* _About this task_:
In the abstract on RXR and thyroid hormone response, copy the passage that begins with the words "Retinoid-X receptor (RXR) differentially" and ends after "endogenous RXR content.".

* _Text under study_:
==============================

Retinoid-X receptor (RXR) differentially augments thyroid hormone response in cell lines as a function of the response element and endogenous RXR content.

Retinoid-X receptor (RXR) forms heterodimers with thyroid hormone receptor (TR) and significantly enhances binding to thyroid hormone response elements (TREs). Expression of RXR in a transient transfection assay augments the T3 response, but the influences of the specific cell line and TRE used have not been systematically studied. We determined RXR alpha and -beta augmentation of the TR alpha-mediated T3 response in transient transfection assays of COS, JEG, and mouse embryonic stem (ES) cell lines for a series of eight wild-type thyroid hormone (T3) and retinoic acid response elements (previously shown to bind TR). RXR augmented T3-induced expression in COS and ES cells (1.5- to 4-fold greater expression with added RXR compared to TR alone), but had minimal effect on augmentation of response in JEG cells. For most elements studied there was a proportional augmentation of basal and T3-stimulated expression. TREs from rat GH and laminin-B1, however, had relatively higher levels of T3-induced expression as a result of RXR cotransfection (T3 induction ratios increased 2-fold or greater). Previous characterization of these elements demonstrates that they contain more than two hexameric binding domains, all of which can simultaneously bind TR. The influence of endogenous RXR expression in a cell line on RXR augmentation of the T3 response was determined. RXR alpha and -beta messenger RNA (mRNA) expression was quantitated by Northern blot in each cell line. COS and JEG cells expressed almost exclusively RXR alpha mRNA, although expression was almost 2-fold higher in JEG compared to COS cells (12 +/- 2.5 vs. 6.8 +/- 0.5 density units relative to actin; mean +/- SE; P < 0.05). ES cells expressed only RXR beta mRNA, but at a very low level (0.4 +/- 0.1). Nuclear extracts prepared from JEG and COS cells augmented TR binding proportional to the endogenous RXR mRNA expression, and the heterodimer band was supershifted by the addition of antibody to RXR alpha. Nuclear extracts from ES cells had no detectable TR heterodimer binding to a range of response elements. RXR augmentation of the T3 response differs among cell lines and is greater in those with reduced endogenous RXR. Furthermore, the functional augmentation of the T3 response ratio by RXR is likely to require additional sequences contained in only a subset of elements in which RXR augments TR binding.

==============================

* _Dataset extract_:

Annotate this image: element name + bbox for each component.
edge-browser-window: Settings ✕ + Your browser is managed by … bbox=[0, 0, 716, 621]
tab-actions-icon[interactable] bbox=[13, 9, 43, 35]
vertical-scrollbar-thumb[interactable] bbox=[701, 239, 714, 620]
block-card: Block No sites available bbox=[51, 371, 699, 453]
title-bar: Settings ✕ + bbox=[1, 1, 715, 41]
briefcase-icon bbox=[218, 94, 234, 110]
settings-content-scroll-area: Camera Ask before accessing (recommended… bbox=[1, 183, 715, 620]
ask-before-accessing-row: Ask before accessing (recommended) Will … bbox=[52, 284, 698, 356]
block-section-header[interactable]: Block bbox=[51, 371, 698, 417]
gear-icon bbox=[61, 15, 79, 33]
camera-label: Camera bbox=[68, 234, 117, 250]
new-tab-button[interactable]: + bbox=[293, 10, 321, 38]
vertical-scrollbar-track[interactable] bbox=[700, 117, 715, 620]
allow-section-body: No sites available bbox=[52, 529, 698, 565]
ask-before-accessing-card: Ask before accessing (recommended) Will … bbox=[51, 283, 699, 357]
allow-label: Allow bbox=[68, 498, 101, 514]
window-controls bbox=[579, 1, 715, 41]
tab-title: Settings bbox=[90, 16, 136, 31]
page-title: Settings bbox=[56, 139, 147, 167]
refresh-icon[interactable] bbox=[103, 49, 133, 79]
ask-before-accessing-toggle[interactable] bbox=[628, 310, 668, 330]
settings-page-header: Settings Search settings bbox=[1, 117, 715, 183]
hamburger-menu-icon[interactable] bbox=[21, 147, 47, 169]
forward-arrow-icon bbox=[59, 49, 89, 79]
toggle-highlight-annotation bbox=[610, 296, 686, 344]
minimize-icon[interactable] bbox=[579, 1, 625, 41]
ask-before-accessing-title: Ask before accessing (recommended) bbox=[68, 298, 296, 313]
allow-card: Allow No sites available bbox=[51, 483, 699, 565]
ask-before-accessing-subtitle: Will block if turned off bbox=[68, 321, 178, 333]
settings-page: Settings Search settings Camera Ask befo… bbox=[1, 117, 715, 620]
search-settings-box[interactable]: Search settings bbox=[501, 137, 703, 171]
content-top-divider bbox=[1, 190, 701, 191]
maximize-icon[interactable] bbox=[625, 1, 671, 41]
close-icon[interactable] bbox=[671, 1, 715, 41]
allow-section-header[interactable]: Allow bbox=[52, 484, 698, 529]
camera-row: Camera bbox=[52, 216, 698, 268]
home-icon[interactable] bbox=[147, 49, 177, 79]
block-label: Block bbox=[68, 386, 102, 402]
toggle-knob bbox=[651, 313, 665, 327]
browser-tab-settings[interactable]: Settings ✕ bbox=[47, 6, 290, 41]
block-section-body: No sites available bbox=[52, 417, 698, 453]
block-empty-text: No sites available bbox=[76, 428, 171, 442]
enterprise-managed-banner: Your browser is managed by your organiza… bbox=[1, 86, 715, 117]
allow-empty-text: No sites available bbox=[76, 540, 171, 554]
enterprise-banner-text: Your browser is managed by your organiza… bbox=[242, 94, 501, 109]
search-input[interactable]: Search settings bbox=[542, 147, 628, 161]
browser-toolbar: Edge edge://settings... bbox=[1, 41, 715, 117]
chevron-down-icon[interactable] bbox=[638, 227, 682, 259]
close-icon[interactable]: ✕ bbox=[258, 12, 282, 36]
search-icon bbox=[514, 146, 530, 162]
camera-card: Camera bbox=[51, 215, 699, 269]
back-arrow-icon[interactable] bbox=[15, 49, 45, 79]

==============================

* _Task result_:
Retinoid-X receptor (RXR) differentially augments thyroid hormone response in cell lines as a function of the response element and endogenous RXR content.